Supplied entries:
***

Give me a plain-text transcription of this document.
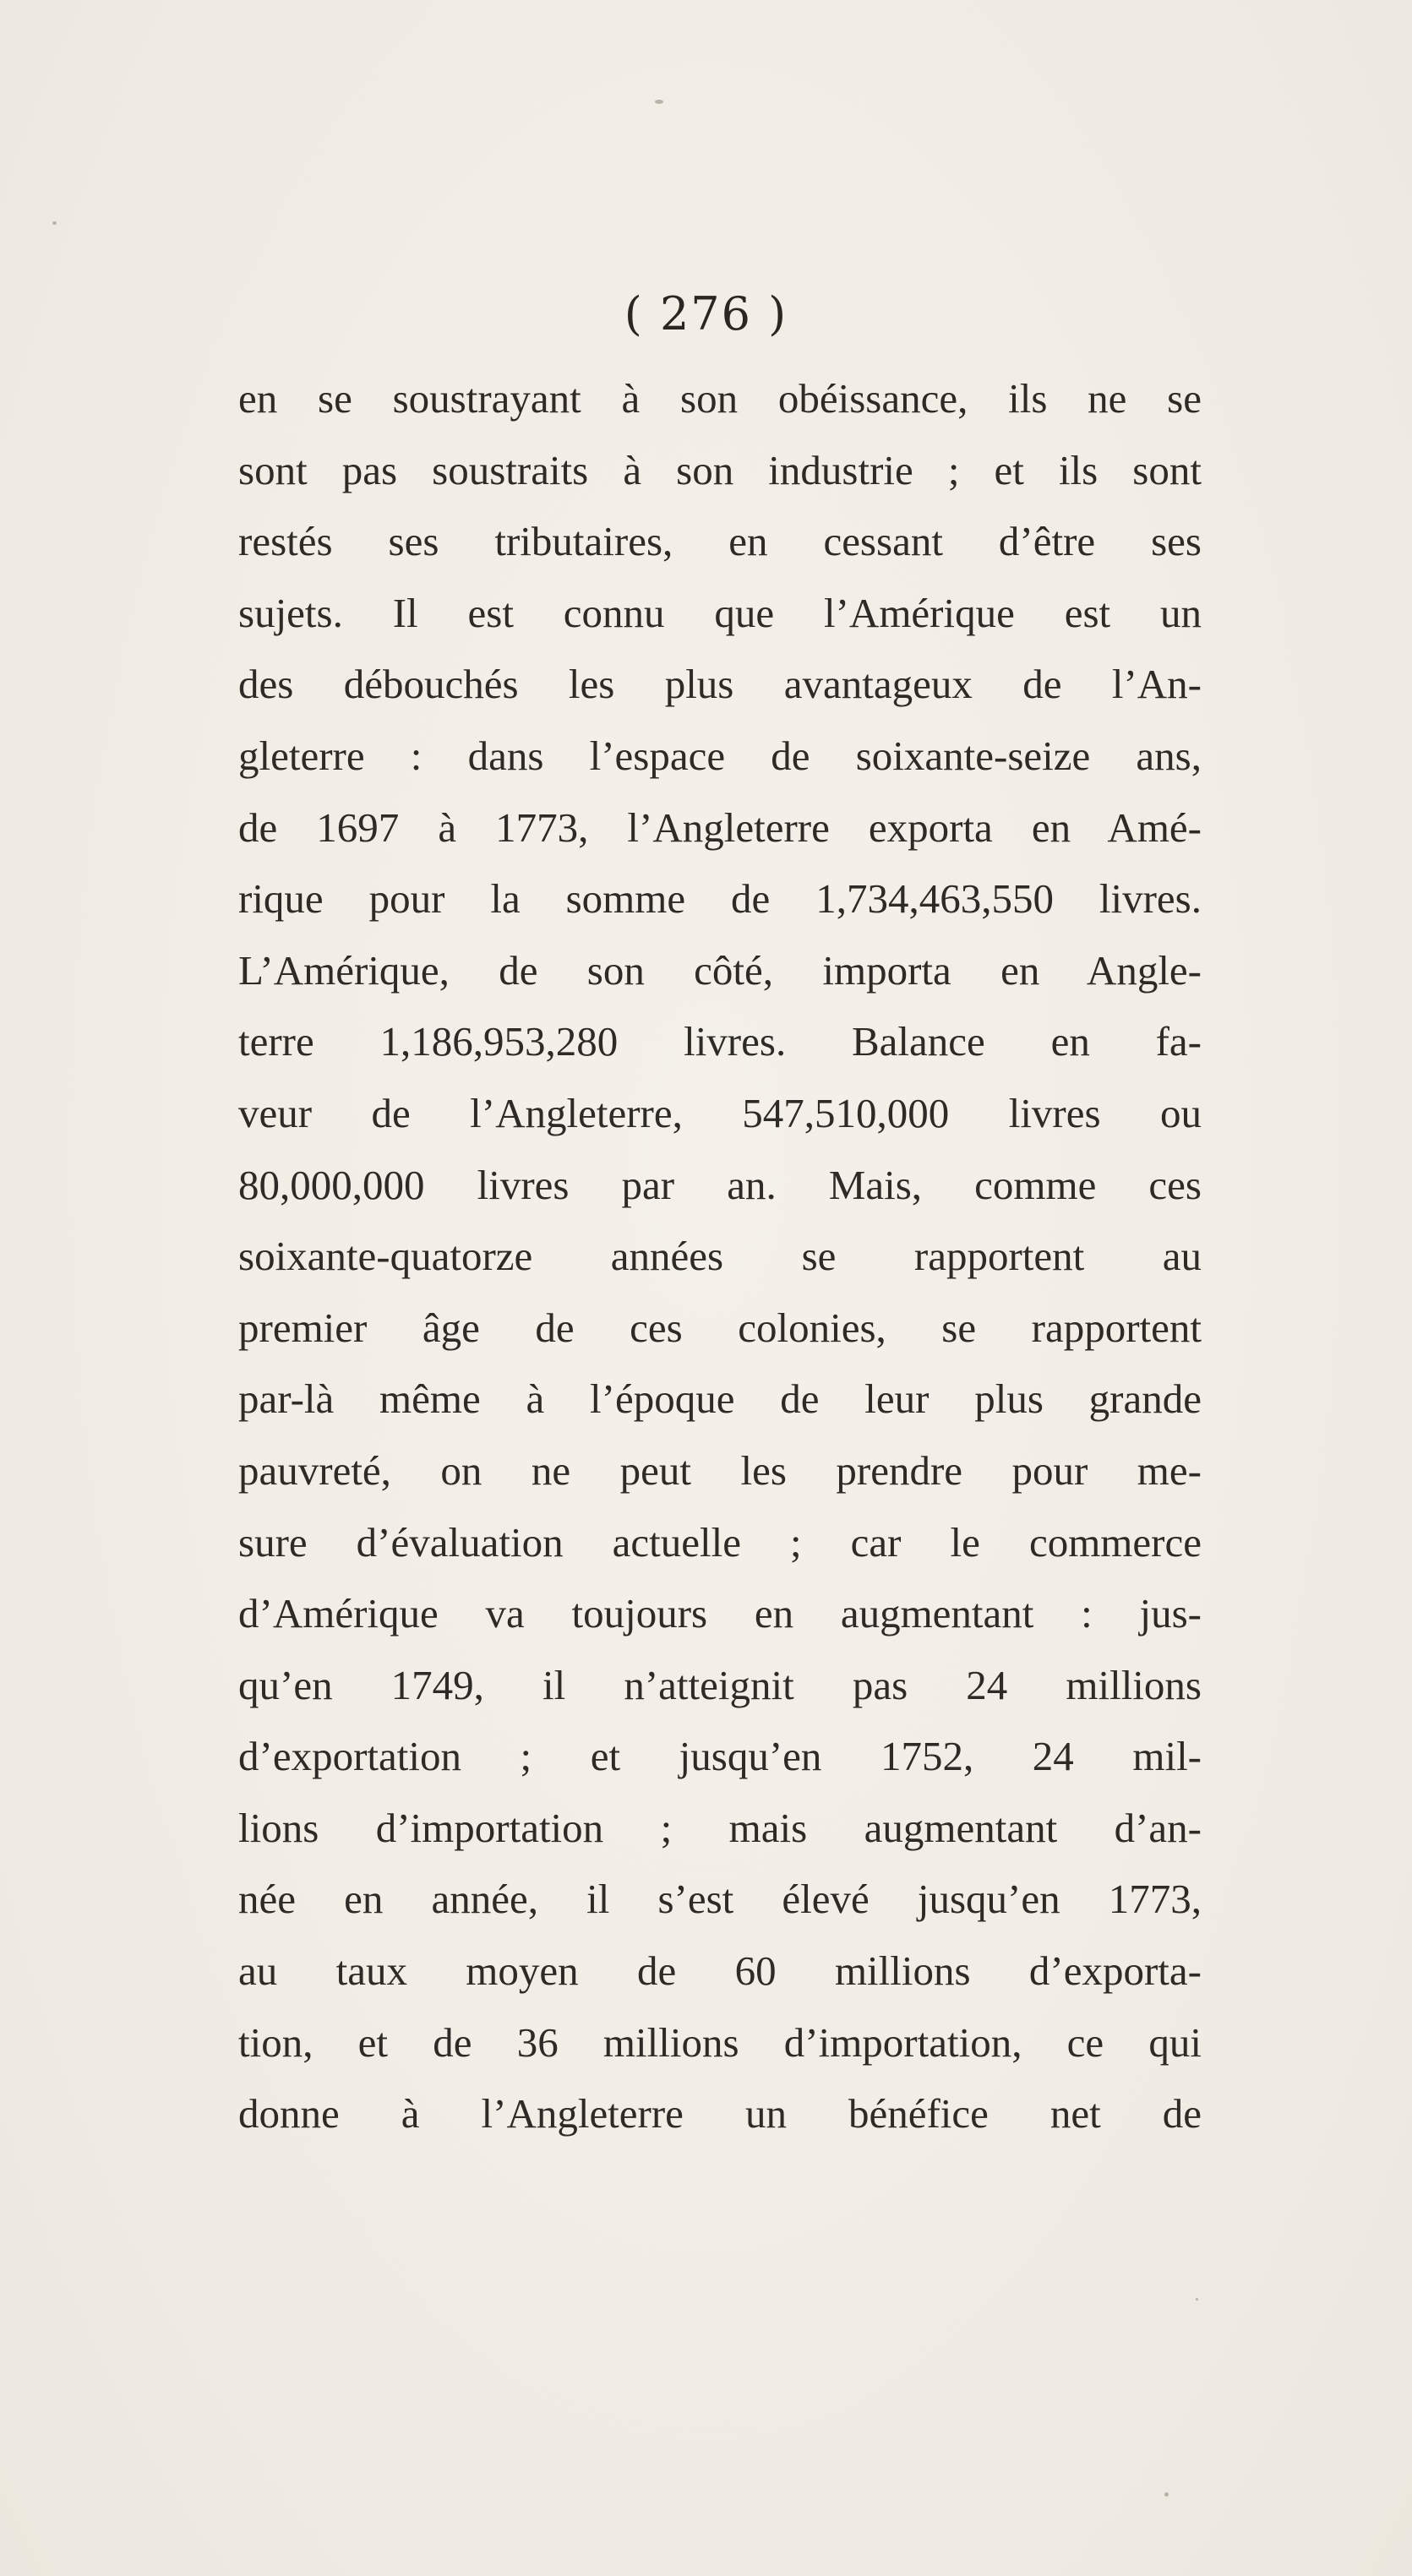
( 276 )
en se soustrayant à son obéissance, ils ne se
sont pas soustraits à son industrie ; et ils sont
restés ses tributaires, en cessant d’être ses
sujets. Il est connu que l’Amérique est un
des débouchés les plus avantageux de l’An-
gleterre : dans l’espace de soixante-seize ans,
de 1697 à 1773, l’Angleterre exporta en Amé-
rique pour la somme de 1,734,463,550 livres.
L’Amérique, de son côté, importa en Angle-
terre 1,186,953,280 livres. Balance en fa-
veur de l’Angleterre, 547,510,000 livres ou
80,000,000 livres par an. Mais, comme ces
soixante-quatorze années se rapportent au
premier âge de ces colonies, se rapportent
par-là même à l’époque de leur plus grande
pauvreté, on ne peut les prendre pour me-
sure d’évaluation actuelle ; car le commerce
d’Amérique va toujours en augmentant : jus-
qu’en 1749, il n’atteignit pas 24 millions
d’exportation ; et jusqu’en 1752, 24 mil-
lions d’importation ; mais augmentant d’an-
née en année, il s’est élevé jusqu’en 1773,
au taux moyen de 60 millions d’exporta-
tion, et de 36 millions d’importation, ce qui
donne à l’Angleterre un bénéfice net de
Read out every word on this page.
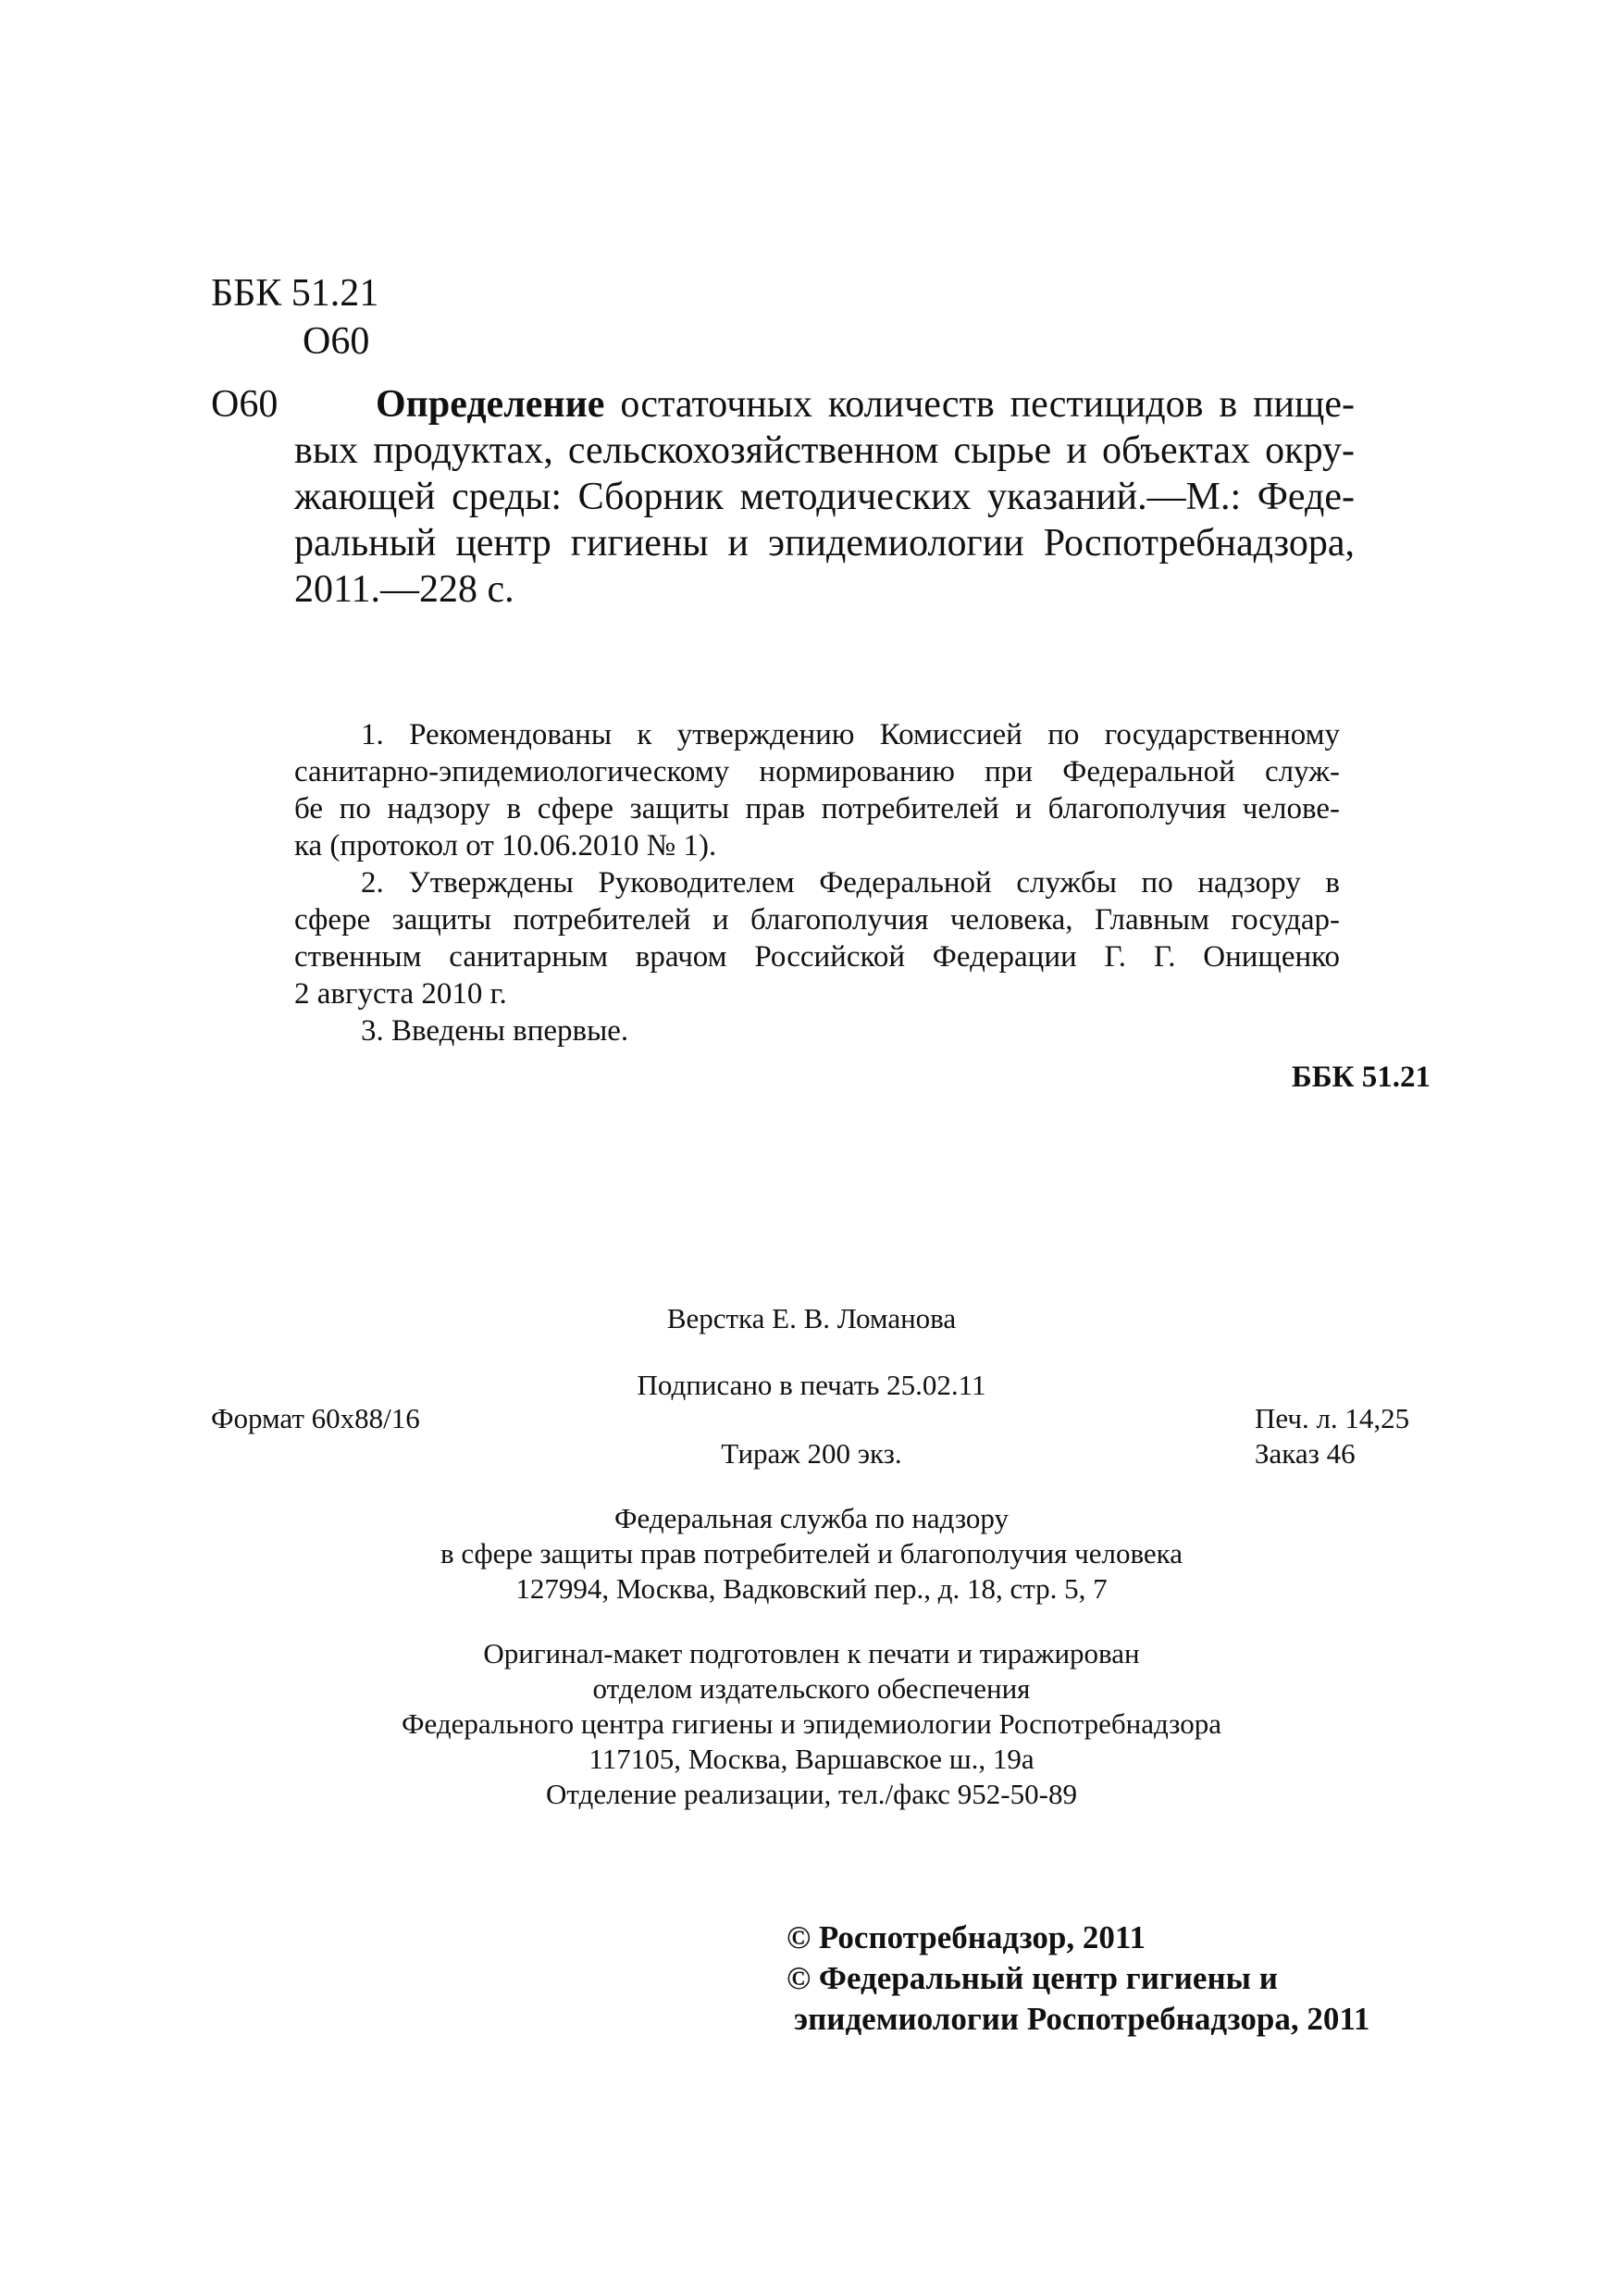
ББК 51.21
О60
О60	Определение остаточных количеств пестицидов в пище-
вых продуктах, сельскохозяйственном сырье и объектах окру-
жающей среды: Сборник методических указаний.—М.: Феде-
ральный центр гигиены и эпидемиологии Роспотребнадзора,
2011.—228 с.
1. Рекомендованы к утверждению Комиссией по государственному
санитарно-эпидемиологическому нормированию при Федеральной служ-
бе по надзору в сфере защиты прав потребителей и благополучия челове-
ка (протокол от 10.06.2010 № 1).
2. Утверждены Руководителем Федеральной службы по надзору в
сфере защиты потребителей и благополучия человека, Главным государ-
ственным санитарным врачом Российской Федерации Г. Г. Онищенко
2 августа 2010 г.
3. Введены впервые.
ББК 51.21
Верстка Е. В. Ломанова
Подписано в печать 25.02.11
Формат 60x88/16	Печ. л. 14,25
Тираж 200 экз.	Заказ 46
Федеральная служба по надзору
в сфере защиты прав потребителей и благополучия человека
127994, Москва, Вадковский пер., д. 18, стр. 5, 7
Оригинал-макет подготовлен к печати и тиражирован
отделом издательского обеспечения
Федерального центра гигиены и эпидемиологии Роспотребнадзора
117105, Москва, Варшавское ш., 19а
Отделение реализации, тел./факс 952-50-89
© Роспотребнадзор, 2011
© Федеральный центр гигиены и
эпидемиологии Роспотребнадзора, 2011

***

Prompt:
For this exercise, gather every line of the data that contains the word "Amérique".

Correct output:
sujets. Il est connu que l’Amérique est un
L’Amérique, de son côté, importa en Angle-
d’Amérique va toujours en augmentant : jus-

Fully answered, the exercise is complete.